Task to carry out: Locate the string "ylabel" in the listing below. Copy every line where it is found.

Data extract:
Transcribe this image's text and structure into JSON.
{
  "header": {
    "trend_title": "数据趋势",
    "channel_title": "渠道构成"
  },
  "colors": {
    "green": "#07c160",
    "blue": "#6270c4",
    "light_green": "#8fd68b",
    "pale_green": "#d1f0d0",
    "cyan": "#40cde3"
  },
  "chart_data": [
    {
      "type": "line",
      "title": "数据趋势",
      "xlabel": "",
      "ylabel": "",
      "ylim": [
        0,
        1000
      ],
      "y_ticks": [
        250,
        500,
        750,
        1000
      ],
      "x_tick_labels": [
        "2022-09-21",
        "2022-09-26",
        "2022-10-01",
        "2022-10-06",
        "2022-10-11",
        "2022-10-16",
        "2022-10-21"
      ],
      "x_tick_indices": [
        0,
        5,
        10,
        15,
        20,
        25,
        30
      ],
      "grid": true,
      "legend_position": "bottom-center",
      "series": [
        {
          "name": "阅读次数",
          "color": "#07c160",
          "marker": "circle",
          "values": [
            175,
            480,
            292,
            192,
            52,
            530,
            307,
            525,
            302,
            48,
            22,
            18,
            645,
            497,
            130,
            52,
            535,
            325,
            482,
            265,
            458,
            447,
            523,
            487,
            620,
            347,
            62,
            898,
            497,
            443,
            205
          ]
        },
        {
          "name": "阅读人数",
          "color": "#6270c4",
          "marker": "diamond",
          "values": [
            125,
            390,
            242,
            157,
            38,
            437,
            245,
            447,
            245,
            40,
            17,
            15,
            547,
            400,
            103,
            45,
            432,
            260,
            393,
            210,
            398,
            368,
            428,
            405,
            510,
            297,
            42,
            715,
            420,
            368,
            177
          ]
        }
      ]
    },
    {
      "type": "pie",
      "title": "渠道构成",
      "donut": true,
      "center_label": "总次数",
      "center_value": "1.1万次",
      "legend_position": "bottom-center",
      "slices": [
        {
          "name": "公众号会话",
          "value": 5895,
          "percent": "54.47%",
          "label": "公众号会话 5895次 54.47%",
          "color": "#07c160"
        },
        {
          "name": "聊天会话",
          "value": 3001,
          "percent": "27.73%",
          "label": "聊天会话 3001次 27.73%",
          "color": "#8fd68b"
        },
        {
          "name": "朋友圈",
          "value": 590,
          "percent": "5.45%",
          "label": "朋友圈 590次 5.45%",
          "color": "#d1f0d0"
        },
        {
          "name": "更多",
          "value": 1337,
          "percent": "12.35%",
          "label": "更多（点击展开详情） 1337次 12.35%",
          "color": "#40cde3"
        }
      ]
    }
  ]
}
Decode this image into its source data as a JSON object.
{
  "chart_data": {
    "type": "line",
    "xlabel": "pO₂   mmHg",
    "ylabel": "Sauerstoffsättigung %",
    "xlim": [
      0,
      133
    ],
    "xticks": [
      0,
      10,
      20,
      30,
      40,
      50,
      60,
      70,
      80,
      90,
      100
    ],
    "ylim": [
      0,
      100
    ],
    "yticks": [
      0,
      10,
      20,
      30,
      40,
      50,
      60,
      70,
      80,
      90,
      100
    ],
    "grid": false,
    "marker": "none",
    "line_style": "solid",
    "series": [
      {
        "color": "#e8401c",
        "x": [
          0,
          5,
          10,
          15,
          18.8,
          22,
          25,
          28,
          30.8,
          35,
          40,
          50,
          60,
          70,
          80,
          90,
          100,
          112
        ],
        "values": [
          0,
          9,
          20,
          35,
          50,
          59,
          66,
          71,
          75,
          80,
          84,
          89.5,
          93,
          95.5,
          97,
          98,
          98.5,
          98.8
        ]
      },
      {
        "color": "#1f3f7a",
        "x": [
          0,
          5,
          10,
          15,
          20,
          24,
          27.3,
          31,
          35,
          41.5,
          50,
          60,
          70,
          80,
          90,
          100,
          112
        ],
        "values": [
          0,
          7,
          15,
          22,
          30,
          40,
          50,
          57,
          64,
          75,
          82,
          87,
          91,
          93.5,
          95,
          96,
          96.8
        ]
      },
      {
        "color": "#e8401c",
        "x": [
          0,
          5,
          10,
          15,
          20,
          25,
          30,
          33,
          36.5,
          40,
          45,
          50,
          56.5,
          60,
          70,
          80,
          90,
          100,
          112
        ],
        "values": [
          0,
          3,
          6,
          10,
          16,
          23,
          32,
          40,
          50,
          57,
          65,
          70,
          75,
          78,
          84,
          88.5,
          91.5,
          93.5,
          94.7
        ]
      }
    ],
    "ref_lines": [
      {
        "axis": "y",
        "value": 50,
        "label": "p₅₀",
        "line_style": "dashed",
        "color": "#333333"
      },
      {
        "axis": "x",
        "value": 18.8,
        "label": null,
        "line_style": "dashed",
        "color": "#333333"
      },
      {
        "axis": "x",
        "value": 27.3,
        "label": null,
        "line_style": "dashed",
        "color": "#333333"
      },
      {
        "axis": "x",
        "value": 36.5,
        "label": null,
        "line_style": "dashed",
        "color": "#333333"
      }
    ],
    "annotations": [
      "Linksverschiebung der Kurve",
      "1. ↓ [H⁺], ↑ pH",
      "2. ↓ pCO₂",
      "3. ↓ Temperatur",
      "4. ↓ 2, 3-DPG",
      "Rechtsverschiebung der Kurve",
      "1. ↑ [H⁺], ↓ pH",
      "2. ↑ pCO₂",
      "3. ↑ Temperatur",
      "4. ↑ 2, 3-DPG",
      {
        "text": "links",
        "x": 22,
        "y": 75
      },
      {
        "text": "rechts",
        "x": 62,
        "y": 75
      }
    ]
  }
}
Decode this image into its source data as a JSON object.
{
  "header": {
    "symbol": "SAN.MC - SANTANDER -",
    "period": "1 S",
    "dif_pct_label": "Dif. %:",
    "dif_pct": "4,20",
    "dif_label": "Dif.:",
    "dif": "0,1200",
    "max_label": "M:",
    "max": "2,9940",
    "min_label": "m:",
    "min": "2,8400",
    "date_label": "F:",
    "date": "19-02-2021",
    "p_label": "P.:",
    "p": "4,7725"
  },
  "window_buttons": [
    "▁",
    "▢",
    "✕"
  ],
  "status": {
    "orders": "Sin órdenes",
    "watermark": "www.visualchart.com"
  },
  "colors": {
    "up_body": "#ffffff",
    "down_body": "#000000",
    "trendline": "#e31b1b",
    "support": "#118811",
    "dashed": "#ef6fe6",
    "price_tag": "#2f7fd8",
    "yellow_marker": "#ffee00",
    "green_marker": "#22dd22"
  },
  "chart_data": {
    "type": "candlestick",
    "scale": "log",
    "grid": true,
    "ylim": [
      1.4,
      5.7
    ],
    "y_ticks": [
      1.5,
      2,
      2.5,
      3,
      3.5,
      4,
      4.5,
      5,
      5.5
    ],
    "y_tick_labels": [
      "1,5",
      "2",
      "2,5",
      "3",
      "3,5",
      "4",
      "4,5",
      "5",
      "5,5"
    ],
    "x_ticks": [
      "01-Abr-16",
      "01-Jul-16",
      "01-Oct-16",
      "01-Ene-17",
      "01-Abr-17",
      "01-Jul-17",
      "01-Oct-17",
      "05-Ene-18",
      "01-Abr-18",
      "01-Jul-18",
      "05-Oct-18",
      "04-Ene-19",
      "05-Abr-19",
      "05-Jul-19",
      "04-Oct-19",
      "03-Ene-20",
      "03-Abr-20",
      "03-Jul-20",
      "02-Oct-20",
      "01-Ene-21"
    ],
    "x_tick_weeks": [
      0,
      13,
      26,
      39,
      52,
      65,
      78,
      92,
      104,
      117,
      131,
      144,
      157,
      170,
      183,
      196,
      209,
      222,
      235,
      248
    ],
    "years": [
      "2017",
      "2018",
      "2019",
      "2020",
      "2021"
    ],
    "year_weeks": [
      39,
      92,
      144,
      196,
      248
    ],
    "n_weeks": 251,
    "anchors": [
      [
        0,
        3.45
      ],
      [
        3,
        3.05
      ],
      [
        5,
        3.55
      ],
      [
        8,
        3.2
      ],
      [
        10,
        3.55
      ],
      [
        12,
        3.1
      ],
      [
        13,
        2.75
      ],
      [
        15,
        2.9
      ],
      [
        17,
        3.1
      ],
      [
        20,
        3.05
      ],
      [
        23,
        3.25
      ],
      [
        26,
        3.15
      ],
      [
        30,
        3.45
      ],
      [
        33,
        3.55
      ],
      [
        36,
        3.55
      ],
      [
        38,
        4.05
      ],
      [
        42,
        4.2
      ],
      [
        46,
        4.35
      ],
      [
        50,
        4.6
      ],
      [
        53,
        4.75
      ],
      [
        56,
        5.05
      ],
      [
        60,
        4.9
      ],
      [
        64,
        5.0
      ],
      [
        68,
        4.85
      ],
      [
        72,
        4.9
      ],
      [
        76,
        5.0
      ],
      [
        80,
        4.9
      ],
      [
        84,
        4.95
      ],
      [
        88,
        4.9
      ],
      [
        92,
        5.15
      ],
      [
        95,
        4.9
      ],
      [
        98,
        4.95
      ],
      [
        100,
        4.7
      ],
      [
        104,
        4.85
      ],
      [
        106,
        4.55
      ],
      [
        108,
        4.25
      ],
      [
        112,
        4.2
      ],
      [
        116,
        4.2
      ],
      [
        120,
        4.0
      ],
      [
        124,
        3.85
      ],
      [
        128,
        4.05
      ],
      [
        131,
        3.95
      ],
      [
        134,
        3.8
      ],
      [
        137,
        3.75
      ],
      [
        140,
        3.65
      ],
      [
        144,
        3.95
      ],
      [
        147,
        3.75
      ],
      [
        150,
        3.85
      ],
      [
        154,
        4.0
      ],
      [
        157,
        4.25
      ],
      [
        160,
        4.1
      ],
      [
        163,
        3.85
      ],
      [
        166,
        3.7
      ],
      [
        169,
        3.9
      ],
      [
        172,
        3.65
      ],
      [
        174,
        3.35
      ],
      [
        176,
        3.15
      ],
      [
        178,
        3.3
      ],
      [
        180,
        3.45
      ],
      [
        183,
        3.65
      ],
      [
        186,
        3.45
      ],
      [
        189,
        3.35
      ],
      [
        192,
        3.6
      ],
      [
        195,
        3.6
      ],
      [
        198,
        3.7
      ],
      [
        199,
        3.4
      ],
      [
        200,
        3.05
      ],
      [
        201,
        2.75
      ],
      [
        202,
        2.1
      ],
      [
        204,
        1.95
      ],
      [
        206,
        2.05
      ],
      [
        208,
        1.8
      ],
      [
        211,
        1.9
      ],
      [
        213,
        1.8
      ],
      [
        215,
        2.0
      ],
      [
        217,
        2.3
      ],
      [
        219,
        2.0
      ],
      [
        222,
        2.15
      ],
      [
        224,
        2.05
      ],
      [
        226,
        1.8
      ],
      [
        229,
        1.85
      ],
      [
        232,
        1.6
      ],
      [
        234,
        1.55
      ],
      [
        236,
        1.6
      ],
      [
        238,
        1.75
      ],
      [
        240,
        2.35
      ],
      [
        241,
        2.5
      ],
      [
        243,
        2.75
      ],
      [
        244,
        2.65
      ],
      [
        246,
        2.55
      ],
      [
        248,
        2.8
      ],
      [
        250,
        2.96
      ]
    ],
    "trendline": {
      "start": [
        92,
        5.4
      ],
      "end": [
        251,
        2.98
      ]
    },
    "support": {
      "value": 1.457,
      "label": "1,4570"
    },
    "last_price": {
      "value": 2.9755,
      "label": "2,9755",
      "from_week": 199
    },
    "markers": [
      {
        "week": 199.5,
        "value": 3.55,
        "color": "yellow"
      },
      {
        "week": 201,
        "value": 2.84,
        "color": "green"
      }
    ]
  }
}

Answer to this problem:
      "ylabel": "",
    "ylabel": "Sauerstoffsättigung %",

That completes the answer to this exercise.